**Your assignment:** Nothing in the records may change when you print them out again.

**Dataset:**
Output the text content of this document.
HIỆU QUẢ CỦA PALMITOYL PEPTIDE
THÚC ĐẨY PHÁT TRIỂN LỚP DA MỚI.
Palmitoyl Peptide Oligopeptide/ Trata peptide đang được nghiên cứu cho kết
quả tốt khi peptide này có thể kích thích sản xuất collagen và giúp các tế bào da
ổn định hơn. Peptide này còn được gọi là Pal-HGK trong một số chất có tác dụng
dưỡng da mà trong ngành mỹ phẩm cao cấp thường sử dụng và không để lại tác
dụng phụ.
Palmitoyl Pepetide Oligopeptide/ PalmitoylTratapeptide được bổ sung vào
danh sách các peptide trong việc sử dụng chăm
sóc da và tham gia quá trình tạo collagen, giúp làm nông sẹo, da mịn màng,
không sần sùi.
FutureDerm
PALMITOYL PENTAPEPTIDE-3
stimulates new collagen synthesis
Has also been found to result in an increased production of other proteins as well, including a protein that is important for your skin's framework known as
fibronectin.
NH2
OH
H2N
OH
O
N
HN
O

**Response area:**
Output the text content of this document.
HIỆU QUẢ CỦA PALMITOYL PEPTIDE
THÚC ĐẨY PHÁT TRIỂN LỚP DA MỚI.
Palmitoyl Peptide Oligopeptide/ Trata peptide đang được nghiên cứu cho kết
quả tốt khi peptide này có thể kích thích sản xuất collagen và giúp các tế bào da
ổn định hơn. Peptide này còn được gọi là Pal-HGK trong một số chất có tác dụng
dưỡng da mà trong ngành mỹ phẩm cao cấp thường sử dụng và không để lại tác
dụng phụ.
Palmitoyl Pepetide Oligopeptide/ PalmitoylTratapeptide được bổ sung vào
danh sách các peptide trong việc sử dụng chăm
sóc da và tham gia quá trình tạo collagen, giúp làm nông sẹo, da mịn màng,
không sần sùi.
FutureDerm
PALMITOYL PENTAPEPTIDE-3
stimulates new collagen synthesis
Has also been found to result in an increased production of other proteins as well, including a protein that is important for your skin's framework known as
fibronectin.
NH2
OH
H2N
OH
O
N
HN
O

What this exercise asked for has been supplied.